● **Exercise requirements**
Print the full listing exactly.
=====
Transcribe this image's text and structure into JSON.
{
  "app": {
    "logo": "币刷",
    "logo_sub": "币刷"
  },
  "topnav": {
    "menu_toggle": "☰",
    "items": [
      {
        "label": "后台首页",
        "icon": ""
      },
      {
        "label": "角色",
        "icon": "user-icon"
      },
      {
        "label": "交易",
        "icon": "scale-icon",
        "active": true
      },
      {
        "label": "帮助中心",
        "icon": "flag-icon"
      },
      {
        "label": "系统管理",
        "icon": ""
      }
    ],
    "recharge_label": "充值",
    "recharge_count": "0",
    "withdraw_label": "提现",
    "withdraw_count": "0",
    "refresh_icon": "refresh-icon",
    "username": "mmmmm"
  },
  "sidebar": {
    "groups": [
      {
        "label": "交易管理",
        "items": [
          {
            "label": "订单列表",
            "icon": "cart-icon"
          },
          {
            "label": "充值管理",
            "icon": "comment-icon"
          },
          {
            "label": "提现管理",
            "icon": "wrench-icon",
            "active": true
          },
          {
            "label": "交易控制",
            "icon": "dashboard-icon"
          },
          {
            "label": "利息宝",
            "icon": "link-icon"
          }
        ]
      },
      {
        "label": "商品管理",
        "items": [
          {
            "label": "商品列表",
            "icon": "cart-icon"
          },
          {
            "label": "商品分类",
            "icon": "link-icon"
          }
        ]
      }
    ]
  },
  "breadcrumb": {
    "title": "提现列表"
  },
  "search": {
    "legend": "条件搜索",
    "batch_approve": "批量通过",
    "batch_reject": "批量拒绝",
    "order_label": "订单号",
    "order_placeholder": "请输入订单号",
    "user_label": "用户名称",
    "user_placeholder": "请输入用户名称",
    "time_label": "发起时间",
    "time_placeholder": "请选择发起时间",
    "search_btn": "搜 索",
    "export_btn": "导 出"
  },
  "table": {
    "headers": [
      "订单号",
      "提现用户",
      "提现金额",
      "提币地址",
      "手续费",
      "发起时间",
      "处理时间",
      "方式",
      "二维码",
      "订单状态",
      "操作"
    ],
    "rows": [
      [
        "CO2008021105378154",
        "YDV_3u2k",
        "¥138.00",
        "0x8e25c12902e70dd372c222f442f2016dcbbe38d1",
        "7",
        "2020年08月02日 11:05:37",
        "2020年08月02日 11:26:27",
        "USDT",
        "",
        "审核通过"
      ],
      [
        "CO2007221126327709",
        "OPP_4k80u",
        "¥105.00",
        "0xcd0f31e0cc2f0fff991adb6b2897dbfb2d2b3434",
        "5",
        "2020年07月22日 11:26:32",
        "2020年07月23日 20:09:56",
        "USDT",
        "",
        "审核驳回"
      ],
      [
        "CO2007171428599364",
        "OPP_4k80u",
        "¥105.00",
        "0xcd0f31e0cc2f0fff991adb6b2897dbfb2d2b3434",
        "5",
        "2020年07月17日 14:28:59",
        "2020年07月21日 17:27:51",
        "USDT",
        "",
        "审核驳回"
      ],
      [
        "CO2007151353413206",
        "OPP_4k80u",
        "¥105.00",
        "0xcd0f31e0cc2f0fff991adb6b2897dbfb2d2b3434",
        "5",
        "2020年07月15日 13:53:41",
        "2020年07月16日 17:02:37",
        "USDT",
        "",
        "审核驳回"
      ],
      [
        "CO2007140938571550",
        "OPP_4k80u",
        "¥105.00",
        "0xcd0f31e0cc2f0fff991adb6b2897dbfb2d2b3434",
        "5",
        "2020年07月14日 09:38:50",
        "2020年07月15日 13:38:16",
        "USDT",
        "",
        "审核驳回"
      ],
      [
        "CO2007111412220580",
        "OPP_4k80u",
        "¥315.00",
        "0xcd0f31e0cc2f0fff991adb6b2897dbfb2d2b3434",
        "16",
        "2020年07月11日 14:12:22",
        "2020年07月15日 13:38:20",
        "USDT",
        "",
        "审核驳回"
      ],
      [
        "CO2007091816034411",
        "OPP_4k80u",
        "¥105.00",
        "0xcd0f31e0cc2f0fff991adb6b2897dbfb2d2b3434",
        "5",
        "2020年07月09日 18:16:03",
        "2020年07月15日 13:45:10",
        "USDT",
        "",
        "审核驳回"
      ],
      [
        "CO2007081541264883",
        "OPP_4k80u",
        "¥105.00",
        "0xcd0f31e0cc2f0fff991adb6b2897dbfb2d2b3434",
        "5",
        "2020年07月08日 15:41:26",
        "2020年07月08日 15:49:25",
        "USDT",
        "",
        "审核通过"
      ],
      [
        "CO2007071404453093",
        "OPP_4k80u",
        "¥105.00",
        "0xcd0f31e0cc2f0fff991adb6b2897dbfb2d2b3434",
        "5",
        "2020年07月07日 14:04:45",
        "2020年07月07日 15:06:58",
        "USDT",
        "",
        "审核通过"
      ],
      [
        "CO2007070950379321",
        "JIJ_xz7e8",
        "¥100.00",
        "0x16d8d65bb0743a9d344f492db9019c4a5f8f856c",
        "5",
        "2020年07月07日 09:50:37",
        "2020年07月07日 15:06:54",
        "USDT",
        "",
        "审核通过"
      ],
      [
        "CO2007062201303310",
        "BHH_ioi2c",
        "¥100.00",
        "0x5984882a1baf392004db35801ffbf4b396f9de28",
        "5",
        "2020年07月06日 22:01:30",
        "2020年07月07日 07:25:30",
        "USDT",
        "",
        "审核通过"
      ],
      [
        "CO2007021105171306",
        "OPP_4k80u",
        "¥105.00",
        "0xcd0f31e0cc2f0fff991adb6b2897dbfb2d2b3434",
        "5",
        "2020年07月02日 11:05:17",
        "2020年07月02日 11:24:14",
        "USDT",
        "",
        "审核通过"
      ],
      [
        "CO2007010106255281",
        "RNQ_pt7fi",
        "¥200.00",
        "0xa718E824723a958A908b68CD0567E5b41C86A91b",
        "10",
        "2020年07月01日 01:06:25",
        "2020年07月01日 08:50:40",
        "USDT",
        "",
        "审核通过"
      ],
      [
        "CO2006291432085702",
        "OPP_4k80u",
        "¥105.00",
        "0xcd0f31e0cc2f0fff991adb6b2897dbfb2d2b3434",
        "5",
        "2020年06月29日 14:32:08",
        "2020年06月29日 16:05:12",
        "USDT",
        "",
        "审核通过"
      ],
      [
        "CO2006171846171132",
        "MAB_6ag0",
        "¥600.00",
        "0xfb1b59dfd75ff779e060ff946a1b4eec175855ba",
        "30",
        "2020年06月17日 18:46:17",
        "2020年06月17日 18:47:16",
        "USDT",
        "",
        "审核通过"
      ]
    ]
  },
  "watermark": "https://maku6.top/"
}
=====
● **Answer to the problem**
Transcribe this image's text and structure into JSON.
{
  "app": {
    "logo": "币刷",
    "logo_sub": "币刷"
  },
  "topnav": {
    "menu_toggle": "☰",
    "items": [
      {
        "label": "后台首页",
        "icon": ""
      },
      {
        "label": "角色",
        "icon": "user-icon"
      },
      {
        "label": "交易",
        "icon": "scale-icon",
        "active": true
      },
      {
        "label": "帮助中心",
        "icon": "flag-icon"
      },
      {
        "label": "系统管理",
        "icon": ""
      }
    ],
    "recharge_label": "充值",
    "recharge_count": "0",
    "withdraw_label": "提现",
    "withdraw_count": "0",
    "refresh_icon": "refresh-icon",
    "username": "mmmmm"
  },
  "sidebar": {
    "groups": [
      {
        "label": "交易管理",
        "items": [
          {
            "label": "订单列表",
            "icon": "cart-icon"
          },
          {
            "label": "充值管理",
            "icon": "comment-icon"
          },
          {
            "label": "提现管理",
            "icon": "wrench-icon",
            "active": true
          },
          {
            "label": "交易控制",
            "icon": "dashboard-icon"
          },
          {
            "label": "利息宝",
            "icon": "link-icon"
          }
        ]
      },
      {
        "label": "商品管理",
        "items": [
          {
            "label": "商品列表",
            "icon": "cart-icon"
          },
          {
            "label": "商品分类",
            "icon": "link-icon"
          }
        ]
      }
    ]
  },
  "breadcrumb": {
    "title": "提现列表"
  },
  "search": {
    "legend": "条件搜索",
    "batch_approve": "批量通过",
    "batch_reject": "批量拒绝",
    "order_label": "订单号",
    "order_placeholder": "请输入订单号",
    "user_label": "用户名称",
    "user_placeholder": "请输入用户名称",
    "time_label": "发起时间",
    "time_placeholder": "请选择发起时间",
    "search_btn": "搜 索",
    "export_btn": "导 出"
  },
  "table": {
    "headers": [
      "订单号",
      "提现用户",
      "提现金额",
      "提币地址",
      "手续费",
      "发起时间",
      "处理时间",
      "方式",
      "二维码",
      "订单状态",
      "操作"
    ],
    "rows": [
      [
        "CO2008021105378154",
        "YDV_3u2k",
        "¥138.00",
        "0x8e25c12902e70dd372c222f442f2016dcbbe38d1",
        "7",
        "2020年08月02日 11:05:37",
        "2020年08月02日 11:26:27",
        "USDT",
        "",
        "审核通过"
      ],
      [
        "CO2007221126327709",
        "OPP_4k80u",
        "¥105.00",
        "0xcd0f31e0cc2f0fff991adb6b2897dbfb2d2b3434",
        "5",
        "2020年07月22日 11:26:32",
        "2020年07月23日 20:09:56",
        "USDT",
        "",
        "审核驳回"
      ],
      [
        "CO2007171428599364",
        "OPP_4k80u",
        "¥105.00",
        "0xcd0f31e0cc2f0fff991adb6b2897dbfb2d2b3434",
        "5",
        "2020年07月17日 14:28:59",
        "2020年07月21日 17:27:51",
        "USDT",
        "",
        "审核驳回"
      ],
      [
        "CO2007151353413206",
        "OPP_4k80u",
        "¥105.00",
        "0xcd0f31e0cc2f0fff991adb6b2897dbfb2d2b3434",
        "5",
        "2020年07月15日 13:53:41",
        "2020年07月16日 17:02:37",
        "USDT",
        "",
        "审核驳回"
      ],
      [
        "CO2007140938571550",
        "OPP_4k80u",
        "¥105.00",
        "0xcd0f31e0cc2f0fff991adb6b2897dbfb2d2b3434",
        "5",
        "2020年07月14日 09:38:50",
        "2020年07月15日 13:38:16",
        "USDT",
        "",
        "审核驳回"
      ],
      [
        "CO2007111412220580",
        "OPP_4k80u",
        "¥315.00",
        "0xcd0f31e0cc2f0fff991adb6b2897dbfb2d2b3434",
        "16",
        "2020年07月11日 14:12:22",
        "2020年07月15日 13:38:20",
        "USDT",
        "",
        "审核驳回"
      ],
      [
        "CO2007091816034411",
        "OPP_4k80u",
        "¥105.00",
        "0xcd0f31e0cc2f0fff991adb6b2897dbfb2d2b3434",
        "5",
        "2020年07月09日 18:16:03",
        "2020年07月15日 13:45:10",
        "USDT",
        "",
        "审核驳回"
      ],
      [
        "CO2007081541264883",
        "OPP_4k80u",
        "¥105.00",
        "0xcd0f31e0cc2f0fff991adb6b2897dbfb2d2b3434",
        "5",
        "2020年07月08日 15:41:26",
        "2020年07月08日 15:49:25",
        "USDT",
        "",
        "审核通过"
      ],
      [
        "CO2007071404453093",
        "OPP_4k80u",
        "¥105.00",
        "0xcd0f31e0cc2f0fff991adb6b2897dbfb2d2b3434",
        "5",
        "2020年07月07日 14:04:45",
        "2020年07月07日 15:06:58",
        "USDT",
        "",
        "审核通过"
      ],
      [
        "CO2007070950379321",
        "JIJ_xz7e8",
        "¥100.00",
        "0x16d8d65bb0743a9d344f492db9019c4a5f8f856c",
        "5",
        "2020年07月07日 09:50:37",
        "2020年07月07日 15:06:54",
        "USDT",
        "",
        "审核通过"
      ],
      [
        "CO2007062201303310",
        "BHH_ioi2c",
        "¥100.00",
        "0x5984882a1baf392004db35801ffbf4b396f9de28",
        "5",
        "2020年07月06日 22:01:30",
        "2020年07月07日 07:25:30",
        "USDT",
        "",
        "审核通过"
      ],
      [
        "CO2007021105171306",
        "OPP_4k80u",
        "¥105.00",
        "0xcd0f31e0cc2f0fff991adb6b2897dbfb2d2b3434",
        "5",
        "2020年07月02日 11:05:17",
        "2020年07月02日 11:24:14",
        "USDT",
        "",
        "审核通过"
      ],
      [
        "CO2007010106255281",
        "RNQ_pt7fi",
        "¥200.00",
        "0xa718E824723a958A908b68CD0567E5b41C86A91b",
        "10",
        "2020年07月01日 01:06:25",
        "2020年07月01日 08:50:40",
        "USDT",
        "",
        "审核通过"
      ],
      [
        "CO2006291432085702",
        "OPP_4k80u",
        "¥105.00",
        "0xcd0f31e0cc2f0fff991adb6b2897dbfb2d2b3434",
        "5",
        "2020年06月29日 14:32:08",
        "2020年06月29日 16:05:12",
        "USDT",
        "",
        "审核通过"
      ],
      [
        "CO2006171846171132",
        "MAB_6ag0",
        "¥600.00",
        "0xfb1b59dfd75ff779e060ff946a1b4eec175855ba",
        "30",
        "2020年06月17日 18:46:17",
        "2020年06月17日 18:47:16",
        "USDT",
        "",
        "审核通过"
      ]
    ]
  },
  "watermark": "https://maku6.top/"
}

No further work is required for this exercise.